Dataset rows |
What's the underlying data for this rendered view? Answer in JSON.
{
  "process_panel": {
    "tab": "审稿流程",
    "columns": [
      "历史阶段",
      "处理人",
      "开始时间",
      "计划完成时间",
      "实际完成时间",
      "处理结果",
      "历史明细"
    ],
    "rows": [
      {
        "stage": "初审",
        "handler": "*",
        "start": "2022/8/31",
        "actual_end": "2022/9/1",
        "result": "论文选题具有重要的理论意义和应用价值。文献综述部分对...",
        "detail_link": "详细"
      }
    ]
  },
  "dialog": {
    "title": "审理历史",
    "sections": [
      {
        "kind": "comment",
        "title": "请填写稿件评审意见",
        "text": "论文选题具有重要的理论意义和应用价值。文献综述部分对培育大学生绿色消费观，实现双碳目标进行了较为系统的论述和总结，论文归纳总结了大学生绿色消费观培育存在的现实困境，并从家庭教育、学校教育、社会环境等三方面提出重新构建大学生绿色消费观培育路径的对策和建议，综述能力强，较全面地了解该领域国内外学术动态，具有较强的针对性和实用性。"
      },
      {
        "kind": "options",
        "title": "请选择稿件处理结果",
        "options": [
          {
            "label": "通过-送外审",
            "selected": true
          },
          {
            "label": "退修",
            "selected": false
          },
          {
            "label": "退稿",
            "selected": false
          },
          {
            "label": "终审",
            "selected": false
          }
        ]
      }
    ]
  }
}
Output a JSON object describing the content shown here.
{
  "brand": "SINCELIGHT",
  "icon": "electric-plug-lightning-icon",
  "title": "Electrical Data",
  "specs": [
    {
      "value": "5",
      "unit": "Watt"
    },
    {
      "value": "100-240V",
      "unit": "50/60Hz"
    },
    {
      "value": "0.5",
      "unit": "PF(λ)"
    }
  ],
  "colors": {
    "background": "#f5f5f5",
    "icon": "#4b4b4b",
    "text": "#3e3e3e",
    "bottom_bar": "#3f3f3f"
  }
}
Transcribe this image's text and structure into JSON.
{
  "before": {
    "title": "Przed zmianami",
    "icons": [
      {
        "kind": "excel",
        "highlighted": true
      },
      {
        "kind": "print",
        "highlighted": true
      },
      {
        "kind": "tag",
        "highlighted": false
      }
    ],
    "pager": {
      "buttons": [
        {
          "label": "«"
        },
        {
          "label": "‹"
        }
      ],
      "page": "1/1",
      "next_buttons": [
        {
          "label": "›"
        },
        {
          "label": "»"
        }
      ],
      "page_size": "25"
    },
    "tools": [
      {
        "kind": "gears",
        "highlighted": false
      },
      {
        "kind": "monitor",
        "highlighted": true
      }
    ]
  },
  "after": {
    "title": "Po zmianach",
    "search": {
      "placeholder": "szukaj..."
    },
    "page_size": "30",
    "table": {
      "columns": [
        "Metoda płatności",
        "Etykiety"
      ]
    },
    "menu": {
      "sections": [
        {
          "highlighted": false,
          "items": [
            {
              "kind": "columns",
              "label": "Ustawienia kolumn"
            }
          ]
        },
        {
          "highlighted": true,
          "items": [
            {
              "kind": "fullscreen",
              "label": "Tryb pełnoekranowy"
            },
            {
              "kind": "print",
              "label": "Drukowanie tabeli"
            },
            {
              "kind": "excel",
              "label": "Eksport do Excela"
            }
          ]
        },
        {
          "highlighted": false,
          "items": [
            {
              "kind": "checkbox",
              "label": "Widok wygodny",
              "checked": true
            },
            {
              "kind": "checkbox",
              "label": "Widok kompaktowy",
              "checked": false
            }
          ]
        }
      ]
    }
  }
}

Exercise goal |
Examine the records and pull out every line where the string "this" occurs.

Result |
What's the underlying data for this rendered view? Answer in JSON.
Transcribe this image's text and structure into JSON.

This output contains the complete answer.